Data records:
***

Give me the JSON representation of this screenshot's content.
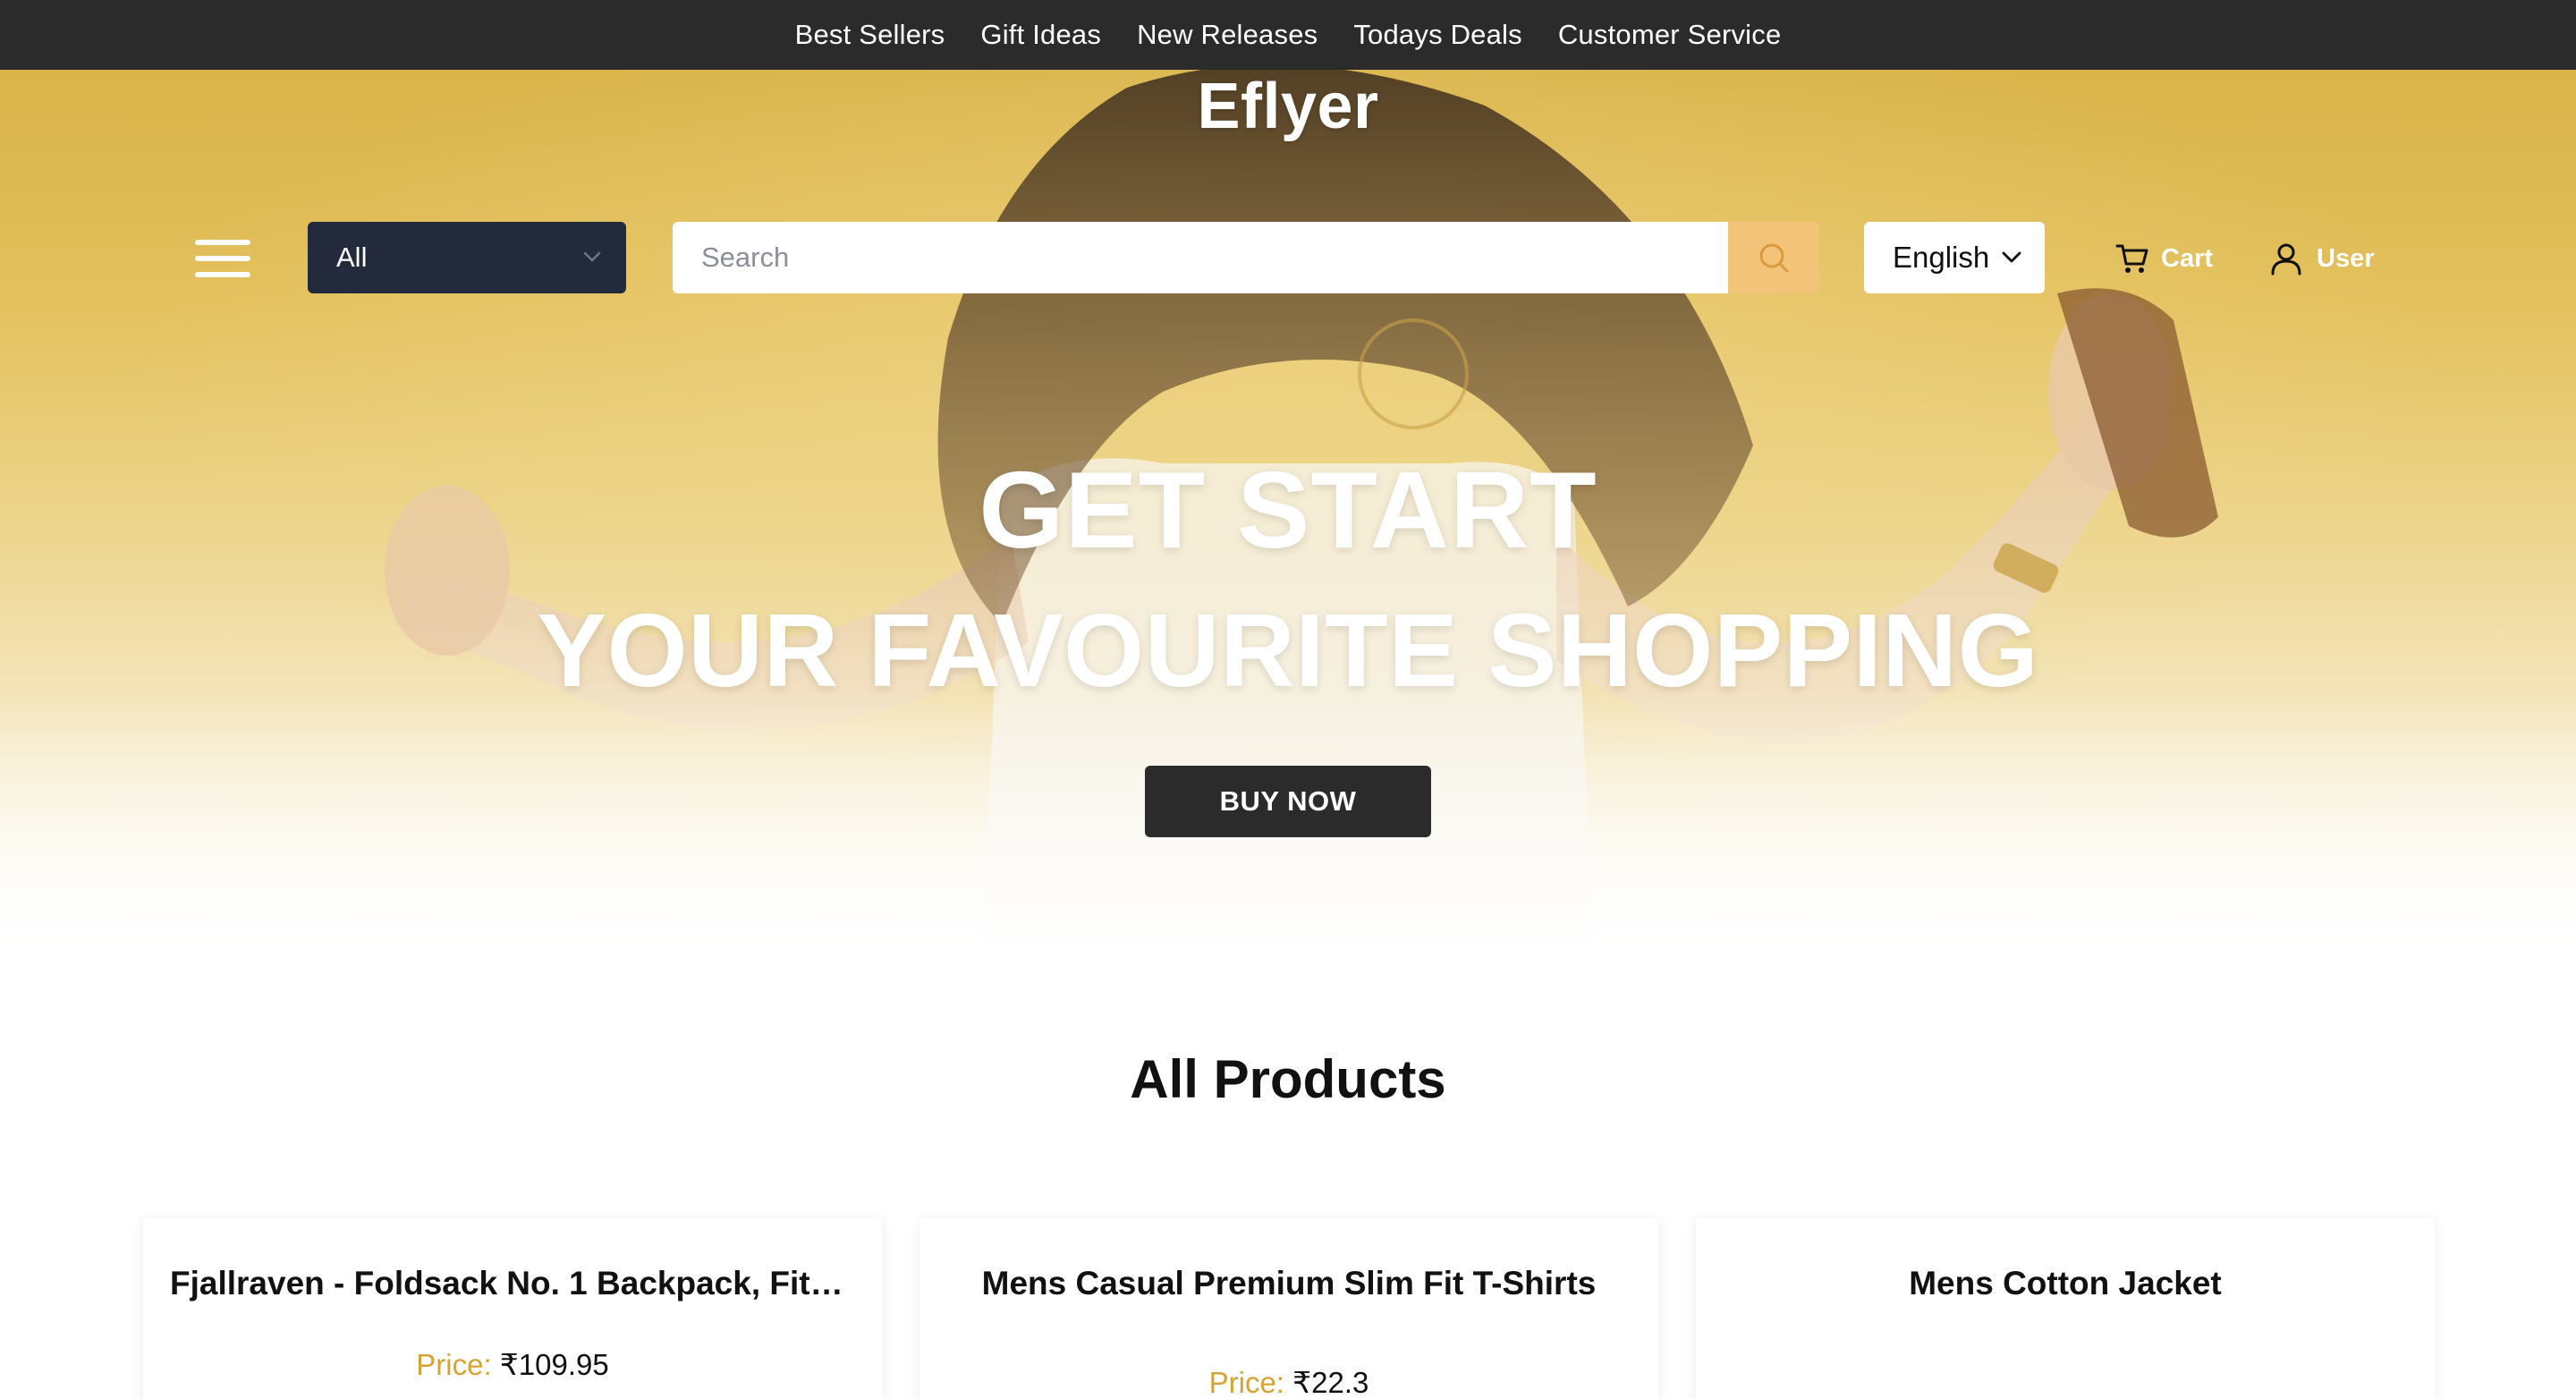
{
  "topnav": {
    "links": [
      "Best Sellers",
      "Gift Ideas",
      "New Releases",
      "Todays Deals",
      "Customer Service"
    ]
  },
  "header": {
    "brand": "Eflyer",
    "category_select": {
      "value": "All"
    },
    "search": {
      "placeholder": "Search",
      "value": ""
    },
    "language_select": {
      "value": "English"
    },
    "cart_label": "Cart",
    "user_label": "User"
  },
  "hero": {
    "headline_line1": "GET START",
    "headline_line2": "YOUR FAVOURITE SHOPPING",
    "cta_label": "BUY NOW"
  },
  "products": {
    "section_title": "All Products",
    "price_label": "Price:",
    "items": [
      {
        "title": "Fjallraven - Foldsack No. 1 Backpack, Fits...",
        "price": "₹109.95"
      },
      {
        "title": "Mens Casual Premium Slim Fit T-Shirts",
        "price": "₹22.3"
      },
      {
        "title": "Mens Cotton Jacket",
        "price": ""
      }
    ]
  },
  "icons": {
    "menu": "hamburger-menu-icon",
    "search": "search-icon",
    "chevron": "chevron-down-icon",
    "cart": "cart-icon",
    "user": "user-icon"
  },
  "colors": {
    "topbar_bg": "#2b2b2b",
    "category_bg": "#232a3b",
    "search_btn_bg": "#f4c37a",
    "price_label": "#d6a334",
    "hero_gold": "#d9b44a"
  }
}
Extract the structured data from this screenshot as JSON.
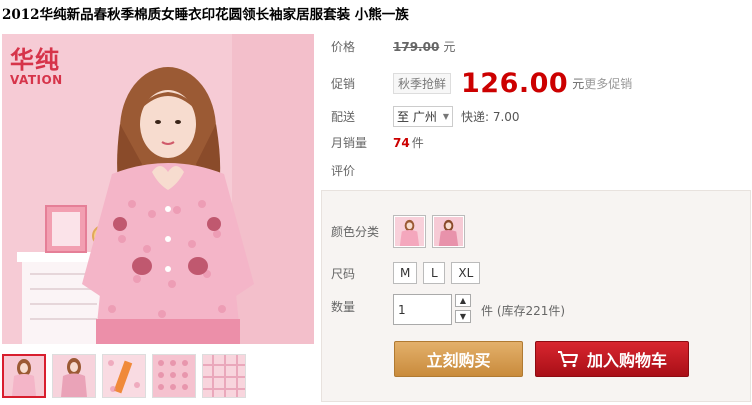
{
  "product": {
    "title": "2012华纯新品春秋季棉质女睡衣印花圆领长袖家居服套装 小熊一族"
  },
  "brand": {
    "logo_cn": "华纯",
    "logo_en": "VATION"
  },
  "price": {
    "label": "价格",
    "original": "179.00",
    "unit": "元"
  },
  "promo": {
    "label": "促销",
    "tag": "秋季抢鲜",
    "price": "126.00",
    "unit": "元",
    "more": "更多促销"
  },
  "shipping": {
    "label": "配送",
    "destination": "至 广州",
    "fee": "快递: 7.00"
  },
  "sales": {
    "label": "月销量",
    "count": "74",
    "unit": "件"
  },
  "review": {
    "label": "评价"
  },
  "options": {
    "color_label": "颜色分类",
    "size_label": "尺码",
    "sizes": [
      "M",
      "L",
      "XL"
    ],
    "qty_label": "数量",
    "qty_value": "1",
    "stock_text": "件 (库存221件)"
  },
  "actions": {
    "buy_now": "立刻购买",
    "add_to_cart": "加入购物车"
  },
  "colors": {
    "price_red": "#cc0000",
    "buy_button": "#c98b3c",
    "cart_button": "#b8141c",
    "logo_red": "#d6344a"
  }
}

***

AIM OF THE TASK:
Write out again every line above exactly as given; the pictures do not belong in the copy.

EXERCISE RESPONSE:
Give me the JSON representation of this screenshot's content.
{
  "topnav": {
    "links": [
      "Best Sellers",
      "Gift Ideas",
      "New Releases",
      "Todays Deals",
      "Customer Service"
    ]
  },
  "header": {
    "brand": "Eflyer",
    "category_select": {
      "value": "All"
    },
    "search": {
      "placeholder": "Search",
      "value": ""
    },
    "language_select": {
      "value": "English"
    },
    "cart_label": "Cart",
    "user_label": "User"
  },
  "hero": {
    "headline_line1": "GET START",
    "headline_line2": "YOUR FAVOURITE SHOPPING",
    "cta_label": "BUY NOW"
  },
  "products": {
    "section_title": "All Products",
    "price_label": "Price:",
    "items": [
      {
        "title": "Fjallraven - Foldsack No. 1 Backpack, Fits...",
        "price": "₹109.95"
      },
      {
        "title": "Mens Casual Premium Slim Fit T-Shirts",
        "price": "₹22.3"
      },
      {
        "title": "Mens Cotton Jacket",
        "price": ""
      }
    ]
  },
  "icons": {
    "menu": "hamburger-menu-icon",
    "search": "search-icon",
    "chevron": "chevron-down-icon",
    "cart": "cart-icon",
    "user": "user-icon"
  },
  "colors": {
    "topbar_bg": "#2b2b2b",
    "category_bg": "#232a3b",
    "search_btn_bg": "#f4c37a",
    "price_label": "#d6a334",
    "hero_gold": "#d9b44a"
  }
}
Extract the structured data from this screenshot as JSON.
{
  "product": {
    "title": "2012华纯新品春秋季棉质女睡衣印花圆领长袖家居服套装 小熊一族"
  },
  "brand": {
    "logo_cn": "华纯",
    "logo_en": "VATION"
  },
  "price": {
    "label": "价格",
    "original": "179.00",
    "unit": "元"
  },
  "promo": {
    "label": "促销",
    "tag": "秋季抢鲜",
    "price": "126.00",
    "unit": "元",
    "more": "更多促销"
  },
  "shipping": {
    "label": "配送",
    "destination": "至 广州",
    "fee": "快递: 7.00"
  },
  "sales": {
    "label": "月销量",
    "count": "74",
    "unit": "件"
  },
  "review": {
    "label": "评价"
  },
  "options": {
    "color_label": "颜色分类",
    "size_label": "尺码",
    "sizes": [
      "M",
      "L",
      "XL"
    ],
    "qty_label": "数量",
    "qty_value": "1",
    "stock_text": "件 (库存221件)"
  },
  "actions": {
    "buy_now": "立刻购买",
    "add_to_cart": "加入购物车"
  },
  "colors": {
    "price_red": "#cc0000",
    "buy_button": "#c98b3c",
    "cart_button": "#b8141c",
    "logo_red": "#d6344a"
  }
}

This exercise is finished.